[Collected data entries]
^^^^^^^^

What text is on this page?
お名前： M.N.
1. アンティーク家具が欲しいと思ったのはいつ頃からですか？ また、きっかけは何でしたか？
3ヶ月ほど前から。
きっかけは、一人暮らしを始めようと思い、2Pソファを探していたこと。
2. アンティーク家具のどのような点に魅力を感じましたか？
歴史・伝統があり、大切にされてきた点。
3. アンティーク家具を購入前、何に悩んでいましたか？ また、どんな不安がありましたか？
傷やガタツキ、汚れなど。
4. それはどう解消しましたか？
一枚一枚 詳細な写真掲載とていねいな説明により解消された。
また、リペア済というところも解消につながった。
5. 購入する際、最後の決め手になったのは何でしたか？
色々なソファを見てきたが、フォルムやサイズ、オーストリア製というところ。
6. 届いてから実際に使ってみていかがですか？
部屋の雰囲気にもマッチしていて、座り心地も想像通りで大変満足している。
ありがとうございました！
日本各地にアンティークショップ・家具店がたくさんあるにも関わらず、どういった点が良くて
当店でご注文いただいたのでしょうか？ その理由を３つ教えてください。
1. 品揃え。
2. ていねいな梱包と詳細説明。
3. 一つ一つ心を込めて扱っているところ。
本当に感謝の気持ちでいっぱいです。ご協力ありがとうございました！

^^^^^^^^

▶ **AIM OF THE EXERCISE**:
Would you reproduce all the entries exactly?

▶ **OUTPUT BELOW**:
What text is on this page?
お名前： M.N.
1. アンティーク家具が欲しいと思ったのはいつ頃からですか？ また、きっかけは何でしたか？
3ヶ月ほど前から。
きっかけは、一人暮らしを始めようと思い、2Pソファを探していたこと。
2. アンティーク家具のどのような点に魅力を感じましたか？
歴史・伝統があり、大切にされてきた点。
3. アンティーク家具を購入前、何に悩んでいましたか？ また、どんな不安がありましたか？
傷やガタツキ、汚れなど。
4. それはどう解消しましたか？
一枚一枚 詳細な写真掲載とていねいな説明により解消された。
また、リペア済というところも解消につながった。
5. 購入する際、最後の決め手になったのは何でしたか？
色々なソファを見てきたが、フォルムやサイズ、オーストリア製というところ。
6. 届いてから実際に使ってみていかがですか？
部屋の雰囲気にもマッチしていて、座り心地も想像通りで大変満足している。
ありがとうございました！
日本各地にアンティークショップ・家具店がたくさんあるにも関わらず、どういった点が良くて
当店でご注文いただいたのでしょうか？ その理由を３つ教えてください。
1. 品揃え。
2. ていねいな梱包と詳細説明。
3. 一つ一つ心を込めて扱っているところ。
本当に感謝の気持ちでいっぱいです。ご協力ありがとうございました！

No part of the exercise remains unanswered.